Lines of data

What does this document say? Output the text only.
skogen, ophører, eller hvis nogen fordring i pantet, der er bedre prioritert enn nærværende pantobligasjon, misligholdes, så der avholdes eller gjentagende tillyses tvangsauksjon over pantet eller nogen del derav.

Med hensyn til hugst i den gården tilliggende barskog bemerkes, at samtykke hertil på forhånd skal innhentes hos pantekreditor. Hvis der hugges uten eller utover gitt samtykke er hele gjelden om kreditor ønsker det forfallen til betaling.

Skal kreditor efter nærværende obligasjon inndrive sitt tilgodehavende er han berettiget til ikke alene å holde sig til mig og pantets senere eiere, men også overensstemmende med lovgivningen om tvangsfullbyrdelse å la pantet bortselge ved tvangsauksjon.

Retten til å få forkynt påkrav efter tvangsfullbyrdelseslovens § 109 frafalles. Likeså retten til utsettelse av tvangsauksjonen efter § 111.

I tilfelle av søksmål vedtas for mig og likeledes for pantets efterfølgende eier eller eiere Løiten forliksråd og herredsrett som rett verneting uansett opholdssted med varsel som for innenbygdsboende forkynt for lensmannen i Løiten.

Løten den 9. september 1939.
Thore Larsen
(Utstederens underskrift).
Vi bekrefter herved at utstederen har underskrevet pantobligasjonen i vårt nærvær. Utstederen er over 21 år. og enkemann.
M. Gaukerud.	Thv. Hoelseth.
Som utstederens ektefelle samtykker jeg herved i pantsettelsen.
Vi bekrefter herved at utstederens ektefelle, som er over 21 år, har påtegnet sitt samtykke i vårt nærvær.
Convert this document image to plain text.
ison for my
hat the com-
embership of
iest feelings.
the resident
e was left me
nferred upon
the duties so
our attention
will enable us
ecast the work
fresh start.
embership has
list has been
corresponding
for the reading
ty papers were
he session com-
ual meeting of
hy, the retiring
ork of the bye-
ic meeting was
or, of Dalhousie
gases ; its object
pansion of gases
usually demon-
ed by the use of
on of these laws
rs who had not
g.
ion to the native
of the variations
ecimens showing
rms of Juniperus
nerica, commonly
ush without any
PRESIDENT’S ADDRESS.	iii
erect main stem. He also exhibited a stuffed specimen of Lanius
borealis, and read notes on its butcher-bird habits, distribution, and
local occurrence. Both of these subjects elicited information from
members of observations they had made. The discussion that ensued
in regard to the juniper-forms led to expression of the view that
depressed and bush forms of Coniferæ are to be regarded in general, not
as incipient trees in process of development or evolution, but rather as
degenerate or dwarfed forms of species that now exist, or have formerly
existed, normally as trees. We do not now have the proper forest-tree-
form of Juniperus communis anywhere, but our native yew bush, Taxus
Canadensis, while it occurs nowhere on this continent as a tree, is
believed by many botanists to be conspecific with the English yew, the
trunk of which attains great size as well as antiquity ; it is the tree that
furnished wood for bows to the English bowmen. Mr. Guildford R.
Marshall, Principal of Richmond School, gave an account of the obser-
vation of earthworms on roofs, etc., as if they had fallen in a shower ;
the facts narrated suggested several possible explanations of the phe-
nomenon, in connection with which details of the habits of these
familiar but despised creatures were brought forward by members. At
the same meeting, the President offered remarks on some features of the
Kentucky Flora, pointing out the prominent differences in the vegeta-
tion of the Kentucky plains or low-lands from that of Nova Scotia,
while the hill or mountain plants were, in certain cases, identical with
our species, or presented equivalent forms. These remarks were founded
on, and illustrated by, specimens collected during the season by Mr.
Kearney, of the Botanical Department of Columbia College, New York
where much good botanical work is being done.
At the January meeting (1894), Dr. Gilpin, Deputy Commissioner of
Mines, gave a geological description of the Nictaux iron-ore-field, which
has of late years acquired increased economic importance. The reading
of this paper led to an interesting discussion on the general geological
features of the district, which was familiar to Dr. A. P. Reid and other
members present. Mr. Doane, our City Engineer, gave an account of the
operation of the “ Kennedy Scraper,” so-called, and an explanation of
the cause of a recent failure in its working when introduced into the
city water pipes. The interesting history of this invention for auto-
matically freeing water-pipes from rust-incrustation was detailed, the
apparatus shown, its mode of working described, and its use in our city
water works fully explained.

- [Problem description] Go through the entries above and copy every line containing "water".

- [Solution]
city water pipes. The interesting history of this invention for auto-
matically freeing water-pipes from rust-incrustation was detailed, the
water works fully explained.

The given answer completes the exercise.